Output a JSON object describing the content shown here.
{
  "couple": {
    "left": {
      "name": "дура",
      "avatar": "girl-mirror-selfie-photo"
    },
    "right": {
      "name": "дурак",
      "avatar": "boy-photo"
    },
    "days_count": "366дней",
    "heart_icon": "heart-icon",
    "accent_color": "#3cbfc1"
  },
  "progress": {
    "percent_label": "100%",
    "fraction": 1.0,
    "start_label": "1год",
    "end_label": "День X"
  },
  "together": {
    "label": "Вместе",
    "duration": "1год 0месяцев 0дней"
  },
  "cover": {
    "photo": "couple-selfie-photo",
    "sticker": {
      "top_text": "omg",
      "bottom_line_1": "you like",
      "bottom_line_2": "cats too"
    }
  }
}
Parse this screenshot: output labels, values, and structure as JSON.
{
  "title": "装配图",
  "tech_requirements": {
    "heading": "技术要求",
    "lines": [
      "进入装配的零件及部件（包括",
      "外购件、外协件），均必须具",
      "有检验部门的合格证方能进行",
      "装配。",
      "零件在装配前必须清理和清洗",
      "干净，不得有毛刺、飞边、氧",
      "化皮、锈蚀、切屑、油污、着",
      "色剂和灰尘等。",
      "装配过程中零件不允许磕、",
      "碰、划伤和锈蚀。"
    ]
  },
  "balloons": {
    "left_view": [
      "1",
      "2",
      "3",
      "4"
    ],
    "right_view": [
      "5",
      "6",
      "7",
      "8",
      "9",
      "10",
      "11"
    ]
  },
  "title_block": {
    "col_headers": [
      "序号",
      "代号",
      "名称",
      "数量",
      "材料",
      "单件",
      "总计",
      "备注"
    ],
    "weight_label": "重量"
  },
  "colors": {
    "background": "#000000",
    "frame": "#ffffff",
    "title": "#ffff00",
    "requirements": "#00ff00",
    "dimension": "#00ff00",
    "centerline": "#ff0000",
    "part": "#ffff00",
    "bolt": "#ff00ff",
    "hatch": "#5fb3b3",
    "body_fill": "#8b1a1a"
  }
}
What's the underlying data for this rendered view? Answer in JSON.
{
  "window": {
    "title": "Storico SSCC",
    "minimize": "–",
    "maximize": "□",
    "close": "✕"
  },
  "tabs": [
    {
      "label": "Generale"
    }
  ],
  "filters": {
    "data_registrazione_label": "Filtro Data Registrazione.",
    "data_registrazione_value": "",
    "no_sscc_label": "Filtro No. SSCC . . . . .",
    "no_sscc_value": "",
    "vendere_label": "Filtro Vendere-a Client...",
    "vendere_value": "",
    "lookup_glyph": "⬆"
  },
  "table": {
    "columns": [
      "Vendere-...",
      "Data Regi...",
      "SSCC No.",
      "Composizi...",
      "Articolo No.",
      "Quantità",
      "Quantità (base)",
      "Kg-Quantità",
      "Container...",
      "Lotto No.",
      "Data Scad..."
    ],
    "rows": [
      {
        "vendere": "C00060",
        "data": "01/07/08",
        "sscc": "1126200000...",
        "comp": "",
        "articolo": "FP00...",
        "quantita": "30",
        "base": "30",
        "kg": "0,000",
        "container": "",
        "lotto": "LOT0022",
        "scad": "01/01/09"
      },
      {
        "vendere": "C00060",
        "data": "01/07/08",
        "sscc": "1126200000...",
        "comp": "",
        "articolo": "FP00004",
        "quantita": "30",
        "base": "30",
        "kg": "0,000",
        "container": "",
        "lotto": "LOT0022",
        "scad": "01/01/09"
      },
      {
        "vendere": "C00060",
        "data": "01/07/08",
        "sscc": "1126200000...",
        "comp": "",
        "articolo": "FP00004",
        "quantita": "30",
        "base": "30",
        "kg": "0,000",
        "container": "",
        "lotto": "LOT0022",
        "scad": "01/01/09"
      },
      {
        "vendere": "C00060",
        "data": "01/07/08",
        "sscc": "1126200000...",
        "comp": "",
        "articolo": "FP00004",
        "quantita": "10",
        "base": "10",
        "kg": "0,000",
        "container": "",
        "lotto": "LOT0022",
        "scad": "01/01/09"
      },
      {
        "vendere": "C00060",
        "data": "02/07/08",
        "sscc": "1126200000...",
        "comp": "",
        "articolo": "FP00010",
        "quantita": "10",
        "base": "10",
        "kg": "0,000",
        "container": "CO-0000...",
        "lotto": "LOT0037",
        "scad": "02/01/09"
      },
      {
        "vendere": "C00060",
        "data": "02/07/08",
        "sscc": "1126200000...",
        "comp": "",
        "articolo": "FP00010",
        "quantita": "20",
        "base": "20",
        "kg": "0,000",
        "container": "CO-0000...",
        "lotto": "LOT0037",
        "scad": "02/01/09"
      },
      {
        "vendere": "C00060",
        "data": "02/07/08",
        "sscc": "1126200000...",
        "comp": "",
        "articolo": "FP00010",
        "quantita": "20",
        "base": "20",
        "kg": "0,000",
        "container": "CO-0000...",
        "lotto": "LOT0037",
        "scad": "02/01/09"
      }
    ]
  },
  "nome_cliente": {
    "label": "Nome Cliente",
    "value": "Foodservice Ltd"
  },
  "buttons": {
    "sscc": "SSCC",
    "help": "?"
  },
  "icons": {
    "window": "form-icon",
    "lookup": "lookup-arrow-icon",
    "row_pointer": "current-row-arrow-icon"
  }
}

______

- **WHAT YOU ARE ASKED TO DO**
Reproduce the data in full, exactly as presented.

- **SOLUTION TO THIS TASK**
Output a JSON object describing the content shown here.
{
  "couple": {
    "left": {
      "name": "дура",
      "avatar": "girl-mirror-selfie-photo"
    },
    "right": {
      "name": "дурак",
      "avatar": "boy-photo"
    },
    "days_count": "366дней",
    "heart_icon": "heart-icon",
    "accent_color": "#3cbfc1"
  },
  "progress": {
    "percent_label": "100%",
    "fraction": 1.0,
    "start_label": "1год",
    "end_label": "День X"
  },
  "together": {
    "label": "Вместе",
    "duration": "1год 0месяцев 0дней"
  },
  "cover": {
    "photo": "couple-selfie-photo",
    "sticker": {
      "top_text": "omg",
      "bottom_line_1": "you like",
      "bottom_line_2": "cats too"
    }
  }
}
Parse this screenshot: output labels, values, and structure as JSON.
{
  "title": "装配图",
  "tech_requirements": {
    "heading": "技术要求",
    "lines": [
      "进入装配的零件及部件（包括",
      "外购件、外协件），均必须具",
      "有检验部门的合格证方能进行",
      "装配。",
      "零件在装配前必须清理和清洗",
      "干净，不得有毛刺、飞边、氧",
      "化皮、锈蚀、切屑、油污、着",
      "色剂和灰尘等。",
      "装配过程中零件不允许磕、",
      "碰、划伤和锈蚀。"
    ]
  },
  "balloons": {
    "left_view": [
      "1",
      "2",
      "3",
      "4"
    ],
    "right_view": [
      "5",
      "6",
      "7",
      "8",
      "9",
      "10",
      "11"
    ]
  },
  "title_block": {
    "col_headers": [
      "序号",
      "代号",
      "名称",
      "数量",
      "材料",
      "单件",
      "总计",
      "备注"
    ],
    "weight_label": "重量"
  },
  "colors": {
    "background": "#000000",
    "frame": "#ffffff",
    "title": "#ffff00",
    "requirements": "#00ff00",
    "dimension": "#00ff00",
    "centerline": "#ff0000",
    "part": "#ffff00",
    "bolt": "#ff00ff",
    "hatch": "#5fb3b3",
    "body_fill": "#8b1a1a"
  }
}
What's the underlying data for this rendered view? Answer in JSON.
{
  "window": {
    "title": "Storico SSCC",
    "minimize": "–",
    "maximize": "□",
    "close": "✕"
  },
  "tabs": [
    {
      "label": "Generale"
    }
  ],
  "filters": {
    "data_registrazione_label": "Filtro Data Registrazione.",
    "data_registrazione_value": "",
    "no_sscc_label": "Filtro No. SSCC . . . . .",
    "no_sscc_value": "",
    "vendere_label": "Filtro Vendere-a Client...",
    "vendere_value": "",
    "lookup_glyph": "⬆"
  },
  "table": {
    "columns": [
      "Vendere-...",
      "Data Regi...",
      "SSCC No.",
      "Composizi...",
      "Articolo No.",
      "Quantità",
      "Quantità (base)",
      "Kg-Quantità",
      "Container...",
      "Lotto No.",
      "Data Scad..."
    ],
    "rows": [
      {
        "vendere": "C00060",
        "data": "01/07/08",
        "sscc": "1126200000...",
        "comp": "",
        "articolo": "FP00...",
        "quantita": "30",
        "base": "30",
        "kg": "0,000",
        "container": "",
        "lotto": "LOT0022",
        "scad": "01/01/09"
      },
      {
        "vendere": "C00060",
        "data": "01/07/08",
        "sscc": "1126200000...",
        "comp": "",
        "articolo": "FP00004",
        "quantita": "30",
        "base": "30",
        "kg": "0,000",
        "container": "",
        "lotto": "LOT0022",
        "scad": "01/01/09"
      },
      {
        "vendere": "C00060",
        "data": "01/07/08",
        "sscc": "1126200000...",
        "comp": "",
        "articolo": "FP00004",
        "quantita": "30",
        "base": "30",
        "kg": "0,000",
        "container": "",
        "lotto": "LOT0022",
        "scad": "01/01/09"
      },
      {
        "vendere": "C00060",
        "data": "01/07/08",
        "sscc": "1126200000...",
        "comp": "",
        "articolo": "FP00004",
        "quantita": "10",
        "base": "10",
        "kg": "0,000",
        "container": "",
        "lotto": "LOT0022",
        "scad": "01/01/09"
      },
      {
        "vendere": "C00060",
        "data": "02/07/08",
        "sscc": "1126200000...",
        "comp": "",
        "articolo": "FP00010",
        "quantita": "10",
        "base": "10",
        "kg": "0,000",
        "container": "CO-0000...",
        "lotto": "LOT0037",
        "scad": "02/01/09"
      },
      {
        "vendere": "C00060",
        "data": "02/07/08",
        "sscc": "1126200000...",
        "comp": "",
        "articolo": "FP00010",
        "quantita": "20",
        "base": "20",
        "kg": "0,000",
        "container": "CO-0000...",
        "lotto": "LOT0037",
        "scad": "02/01/09"
      },
      {
        "vendere": "C00060",
        "data": "02/07/08",
        "sscc": "1126200000...",
        "comp": "",
        "articolo": "FP00010",
        "quantita": "20",
        "base": "20",
        "kg": "0,000",
        "container": "CO-0000...",
        "lotto": "LOT0037",
        "scad": "02/01/09"
      }
    ]
  },
  "nome_cliente": {
    "label": "Nome Cliente",
    "value": "Foodservice Ltd"
  },
  "buttons": {
    "sscc": "SSCC",
    "help": "?"
  },
  "icons": {
    "window": "form-icon",
    "lookup": "lookup-arrow-icon",
    "row_pointer": "current-row-arrow-icon"
  }
}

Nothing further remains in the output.